### What you should do
All of the material below is to be restated word for word, apart from the pictures.

### Materials provided

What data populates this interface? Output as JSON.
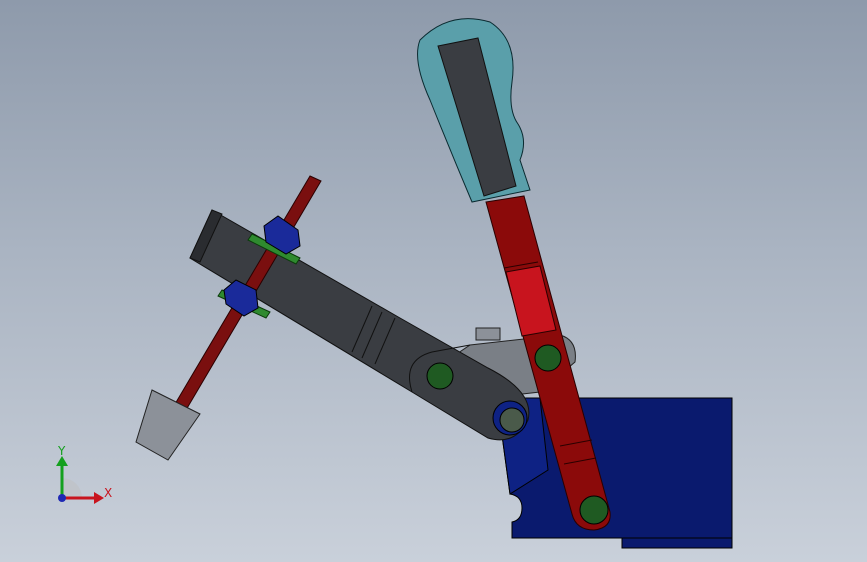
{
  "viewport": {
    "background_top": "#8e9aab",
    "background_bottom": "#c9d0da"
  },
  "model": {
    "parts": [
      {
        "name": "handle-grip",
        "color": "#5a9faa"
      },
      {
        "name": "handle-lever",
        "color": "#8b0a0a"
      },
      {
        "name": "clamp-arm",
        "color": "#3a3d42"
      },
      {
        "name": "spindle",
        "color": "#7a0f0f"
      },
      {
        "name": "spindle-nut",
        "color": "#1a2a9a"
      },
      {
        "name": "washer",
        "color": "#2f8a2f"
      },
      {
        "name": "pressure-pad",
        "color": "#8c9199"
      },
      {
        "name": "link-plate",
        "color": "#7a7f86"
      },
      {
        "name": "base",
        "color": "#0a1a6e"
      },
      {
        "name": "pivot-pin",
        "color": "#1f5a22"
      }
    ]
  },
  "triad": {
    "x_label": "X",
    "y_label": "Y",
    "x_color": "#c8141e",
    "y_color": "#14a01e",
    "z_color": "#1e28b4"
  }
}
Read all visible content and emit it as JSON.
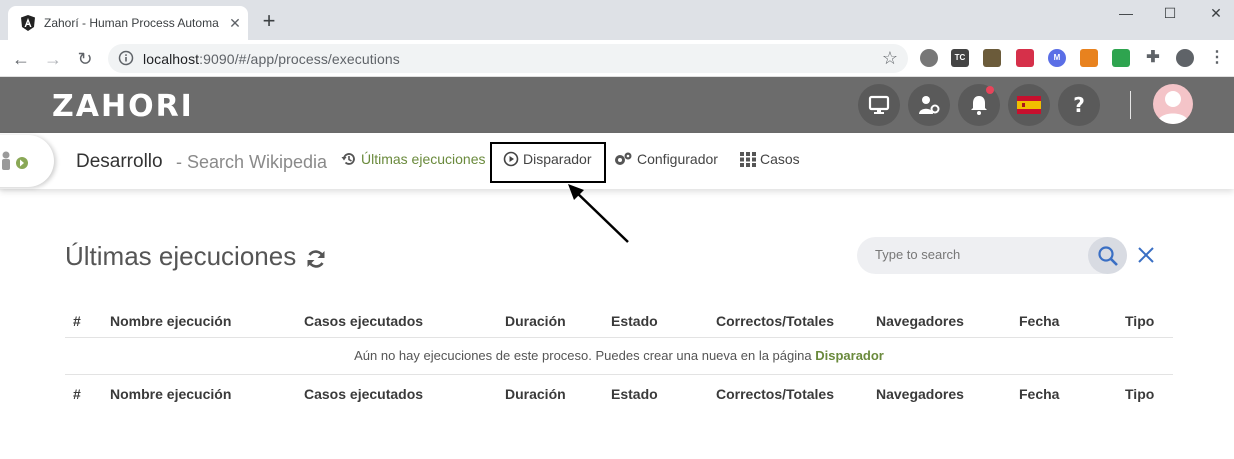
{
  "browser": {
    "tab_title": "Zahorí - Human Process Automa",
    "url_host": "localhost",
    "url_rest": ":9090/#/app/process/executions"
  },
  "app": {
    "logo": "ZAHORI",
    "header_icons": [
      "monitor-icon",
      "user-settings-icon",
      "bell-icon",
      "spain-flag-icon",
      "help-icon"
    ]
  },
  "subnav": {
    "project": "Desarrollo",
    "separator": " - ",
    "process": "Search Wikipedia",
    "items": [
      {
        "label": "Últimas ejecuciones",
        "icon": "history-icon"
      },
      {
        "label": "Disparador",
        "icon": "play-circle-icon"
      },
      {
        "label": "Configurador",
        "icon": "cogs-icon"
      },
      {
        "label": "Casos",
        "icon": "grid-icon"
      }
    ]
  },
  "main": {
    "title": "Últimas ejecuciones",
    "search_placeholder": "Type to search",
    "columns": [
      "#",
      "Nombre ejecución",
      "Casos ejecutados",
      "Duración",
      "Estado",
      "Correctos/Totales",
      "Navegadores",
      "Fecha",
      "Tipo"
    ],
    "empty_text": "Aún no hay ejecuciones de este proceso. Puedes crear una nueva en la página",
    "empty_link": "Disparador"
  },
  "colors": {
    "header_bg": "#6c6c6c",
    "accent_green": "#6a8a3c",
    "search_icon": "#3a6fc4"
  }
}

### Exercise solution
What data populates this interface? Output as JSON.
{
  "viewport": {
    "background_top": "#8e9aab",
    "background_bottom": "#c9d0da"
  },
  "model": {
    "parts": [
      {
        "name": "handle-grip",
        "color": "#5a9faa"
      },
      {
        "name": "handle-lever",
        "color": "#8b0a0a"
      },
      {
        "name": "clamp-arm",
        "color": "#3a3d42"
      },
      {
        "name": "spindle",
        "color": "#7a0f0f"
      },
      {
        "name": "spindle-nut",
        "color": "#1a2a9a"
      },
      {
        "name": "washer",
        "color": "#2f8a2f"
      },
      {
        "name": "pressure-pad",
        "color": "#8c9199"
      },
      {
        "name": "link-plate",
        "color": "#7a7f86"
      },
      {
        "name": "base",
        "color": "#0a1a6e"
      },
      {
        "name": "pivot-pin",
        "color": "#1f5a22"
      }
    ]
  },
  "triad": {
    "x_label": "X",
    "y_label": "Y",
    "x_color": "#c8141e",
    "y_color": "#14a01e",
    "z_color": "#1e28b4"
  }
}
Read all visible content and emit it as JSON.
{
  "browser": {
    "tab_title": "Zahorí - Human Process Automa",
    "url_host": "localhost",
    "url_rest": ":9090/#/app/process/executions"
  },
  "app": {
    "logo": "ZAHORI",
    "header_icons": [
      "monitor-icon",
      "user-settings-icon",
      "bell-icon",
      "spain-flag-icon",
      "help-icon"
    ]
  },
  "subnav": {
    "project": "Desarrollo",
    "separator": " - ",
    "process": "Search Wikipedia",
    "items": [
      {
        "label": "Últimas ejecuciones",
        "icon": "history-icon"
      },
      {
        "label": "Disparador",
        "icon": "play-circle-icon"
      },
      {
        "label": "Configurador",
        "icon": "cogs-icon"
      },
      {
        "label": "Casos",
        "icon": "grid-icon"
      }
    ]
  },
  "main": {
    "title": "Últimas ejecuciones",
    "search_placeholder": "Type to search",
    "columns": [
      "#",
      "Nombre ejecución",
      "Casos ejecutados",
      "Duración",
      "Estado",
      "Correctos/Totales",
      "Navegadores",
      "Fecha",
      "Tipo"
    ],
    "empty_text": "Aún no hay ejecuciones de este proceso. Puedes crear una nueva en la página",
    "empty_link": "Disparador"
  },
  "colors": {
    "header_bg": "#6c6c6c",
    "accent_green": "#6a8a3c",
    "search_icon": "#3a6fc4"
  }
}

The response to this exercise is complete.